[Stored items]
— Start —
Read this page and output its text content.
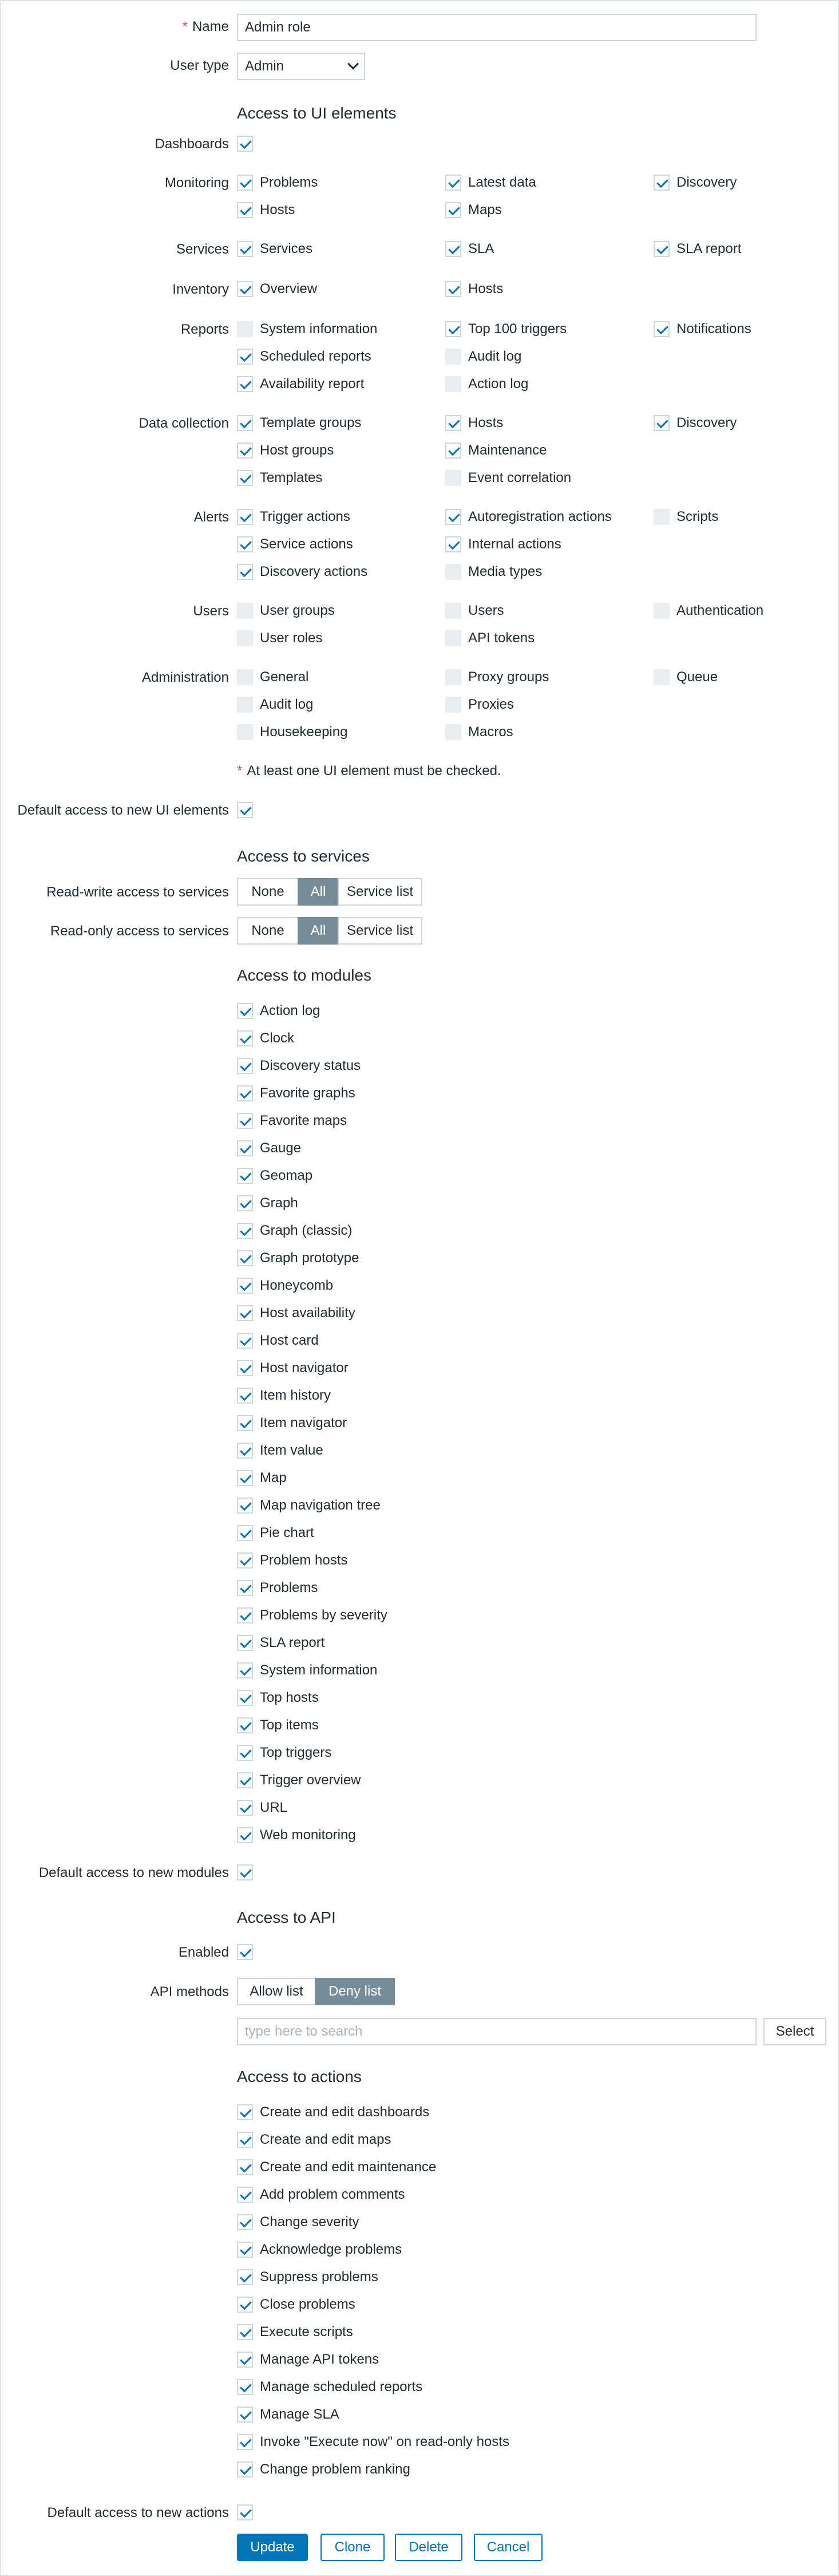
* Name
Admin role
User type Admin
Access to UI elements
Dashboards
Monitoring Problems	Latest data	Discovery
Hosts	Maps
Services Services	SLA	SLA report
Inventory Overview	Hosts
Reports System information	Top 100 triggers	Notifications
Scheduled reports	Audit log
Availability report	Action log
Data collection Template groups	Hosts	Discovery
Host groups	Maintenance
Templates	Event correlation
Alerts Trigger actions	Autoregistration actions	Scripts
Service actions	Internal actions
Discovery actions	Media types
Users User groups	Users	Authentication
User roles	API tokens
Administration General	Proxy groups	Queue
Audit log	Proxies
Housekeeping	Macros
* At least one UI element must be checked.
Default access to new UI elements
Access to services
Read-write access to services	None	All	Service list
Read-only access to services	None	All	Service list
Access to modules
Action log
Clock
Discovery status
Favorite graphs
Favorite maps
Gauge
Geomap
Graph
Graph (classic)
Graph prototype
Honeycomb
Host availability
Host card
Host navigator
Item history
Item navigator
Item value
Map
Map navigation tree
Pie chart
Problem hosts
Problems
Problems by severity
SLA report
System information
Top hosts
Top items
Top triggers
Trigger overview
URL
Web monitoring
Default access to new modules
Access to API
Enabled
API methods	Allow list	Deny list
type here to search
Select
Access to actions
Create and edit dashboards
Create and edit maps
Create and edit maintenance
Add problem comments
Change severity
Acknowledge problems
Suppress problems
Close problems
Execute scripts
Manage API tokens
Manage scheduled reports
Manage SLA
Invoke "Execute now" on read-only hosts
Change problem ranking
Default access to new actions
Update	Clone	Delete	Cancel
— End —
» Work to complete: Reproduce each record above by retyping it exactly; omit all images.

» Answer:
Read this page and output its text content.
* Name
Admin role
User type Admin
Access to UI elements
Dashboards
Monitoring Problems	Latest data	Discovery
Hosts	Maps
Services Services	SLA	SLA report
Inventory Overview	Hosts
Reports System information	Top 100 triggers	Notifications
Scheduled reports	Audit log
Availability report	Action log
Data collection Template groups	Hosts	Discovery
Host groups	Maintenance
Templates	Event correlation
Alerts Trigger actions	Autoregistration actions	Scripts
Service actions	Internal actions
Discovery actions	Media types
Users User groups	Users	Authentication
User roles	API tokens
Administration General	Proxy groups	Queue
Audit log	Proxies
Housekeeping	Macros
* At least one UI element must be checked.
Default access to new UI elements
Access to services
Read-write access to services	None	All	Service list
Read-only access to services	None	All	Service list
Access to modules
Action log
Clock
Discovery status
Favorite graphs
Favorite maps
Gauge
Geomap
Graph
Graph (classic)
Graph prototype
Honeycomb
Host availability
Host card
Host navigator
Item history
Item navigator
Item value
Map
Map navigation tree
Pie chart
Problem hosts
Problems
Problems by severity
SLA report
System information
Top hosts
Top items
Top triggers
Trigger overview
URL
Web monitoring
Default access to new modules
Access to API
Enabled
API methods	Allow list	Deny list
type here to search
Select
Access to actions
Create and edit dashboards
Create and edit maps
Create and edit maintenance
Add problem comments
Change severity
Acknowledge problems
Suppress problems
Close problems
Execute scripts
Manage API tokens
Manage scheduled reports
Manage SLA
Invoke "Execute now" on read-only hosts
Change problem ranking
Default access to new actions
Update	Clone	Delete	Cancel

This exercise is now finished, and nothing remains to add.